▶ [Supplied records]

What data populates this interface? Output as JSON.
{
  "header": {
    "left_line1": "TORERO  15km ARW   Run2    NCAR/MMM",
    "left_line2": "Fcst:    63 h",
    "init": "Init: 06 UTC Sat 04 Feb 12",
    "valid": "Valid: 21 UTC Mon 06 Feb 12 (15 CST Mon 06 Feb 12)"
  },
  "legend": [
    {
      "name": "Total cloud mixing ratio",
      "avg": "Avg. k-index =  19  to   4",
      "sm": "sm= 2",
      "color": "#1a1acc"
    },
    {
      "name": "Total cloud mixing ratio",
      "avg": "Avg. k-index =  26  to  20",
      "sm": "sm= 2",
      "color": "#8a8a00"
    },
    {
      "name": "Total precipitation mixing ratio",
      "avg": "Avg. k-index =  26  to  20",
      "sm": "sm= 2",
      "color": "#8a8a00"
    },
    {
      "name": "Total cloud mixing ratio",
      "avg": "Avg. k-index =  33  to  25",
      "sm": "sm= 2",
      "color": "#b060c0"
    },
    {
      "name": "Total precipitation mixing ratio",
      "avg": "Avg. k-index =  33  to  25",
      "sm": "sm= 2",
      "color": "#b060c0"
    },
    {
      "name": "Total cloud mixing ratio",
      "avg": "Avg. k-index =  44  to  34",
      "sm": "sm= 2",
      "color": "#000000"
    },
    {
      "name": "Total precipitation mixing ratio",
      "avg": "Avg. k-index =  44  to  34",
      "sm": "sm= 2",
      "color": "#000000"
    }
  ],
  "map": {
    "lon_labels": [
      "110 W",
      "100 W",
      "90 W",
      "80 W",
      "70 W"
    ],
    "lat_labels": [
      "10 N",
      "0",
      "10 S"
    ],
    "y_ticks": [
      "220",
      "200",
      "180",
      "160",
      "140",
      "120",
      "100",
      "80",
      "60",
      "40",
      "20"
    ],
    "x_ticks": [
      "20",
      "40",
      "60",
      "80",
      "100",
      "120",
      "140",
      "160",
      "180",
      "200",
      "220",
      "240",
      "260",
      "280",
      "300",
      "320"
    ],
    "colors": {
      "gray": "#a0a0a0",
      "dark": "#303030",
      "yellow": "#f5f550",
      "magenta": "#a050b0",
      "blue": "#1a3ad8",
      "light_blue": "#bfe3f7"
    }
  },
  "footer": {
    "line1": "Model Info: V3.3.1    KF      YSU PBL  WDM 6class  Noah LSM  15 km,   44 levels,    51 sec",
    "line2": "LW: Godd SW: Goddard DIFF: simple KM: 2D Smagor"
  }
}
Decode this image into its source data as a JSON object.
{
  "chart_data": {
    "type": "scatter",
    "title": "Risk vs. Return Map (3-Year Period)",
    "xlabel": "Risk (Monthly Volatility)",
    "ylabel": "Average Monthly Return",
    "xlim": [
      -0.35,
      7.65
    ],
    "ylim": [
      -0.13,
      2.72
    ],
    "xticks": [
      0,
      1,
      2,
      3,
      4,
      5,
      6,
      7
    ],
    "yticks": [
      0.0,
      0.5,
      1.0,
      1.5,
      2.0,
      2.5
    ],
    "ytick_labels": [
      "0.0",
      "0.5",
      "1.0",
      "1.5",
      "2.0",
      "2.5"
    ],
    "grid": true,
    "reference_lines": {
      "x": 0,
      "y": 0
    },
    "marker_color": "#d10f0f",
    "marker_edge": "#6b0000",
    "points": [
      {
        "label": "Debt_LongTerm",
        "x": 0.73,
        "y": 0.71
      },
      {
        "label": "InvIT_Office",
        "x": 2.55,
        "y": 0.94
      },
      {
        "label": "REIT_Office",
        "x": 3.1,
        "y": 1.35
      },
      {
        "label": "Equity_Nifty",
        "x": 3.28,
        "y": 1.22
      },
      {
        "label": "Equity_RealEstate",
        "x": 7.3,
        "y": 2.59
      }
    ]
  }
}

▶ [Your objective] Retype exactly, please, each line from the line that contains "Decode this image" through the last line of the entries above, with nothing added.

▶ [Output for this exercise]
Decode this image into its source data as a JSON object.
{
  "chart_data": {
    "type": "scatter",
    "title": "Risk vs. Return Map (3-Year Period)",
    "xlabel": "Risk (Monthly Volatility)",
    "ylabel": "Average Monthly Return",
    "xlim": [
      -0.35,
      7.65
    ],
    "ylim": [
      -0.13,
      2.72
    ],
    "xticks": [
      0,
      1,
      2,
      3,
      4,
      5,
      6,
      7
    ],
    "yticks": [
      0.0,
      0.5,
      1.0,
      1.5,
      2.0,
      2.5
    ],
    "ytick_labels": [
      "0.0",
      "0.5",
      "1.0",
      "1.5",
      "2.0",
      "2.5"
    ],
    "grid": true,
    "reference_lines": {
      "x": 0,
      "y": 0
    },
    "marker_color": "#d10f0f",
    "marker_edge": "#6b0000",
    "points": [
      {
        "label": "Debt_LongTerm",
        "x": 0.73,
        "y": 0.71
      },
      {
        "label": "InvIT_Office",
        "x": 2.55,
        "y": 0.94
      },
      {
        "label": "REIT_Office",
        "x": 3.1,
        "y": 1.35
      },
      {
        "label": "Equity_Nifty",
        "x": 3.28,
        "y": 1.22
      },
      {
        "label": "Equity_RealEstate",
        "x": 7.3,
        "y": 2.59
      }
    ]
  }
}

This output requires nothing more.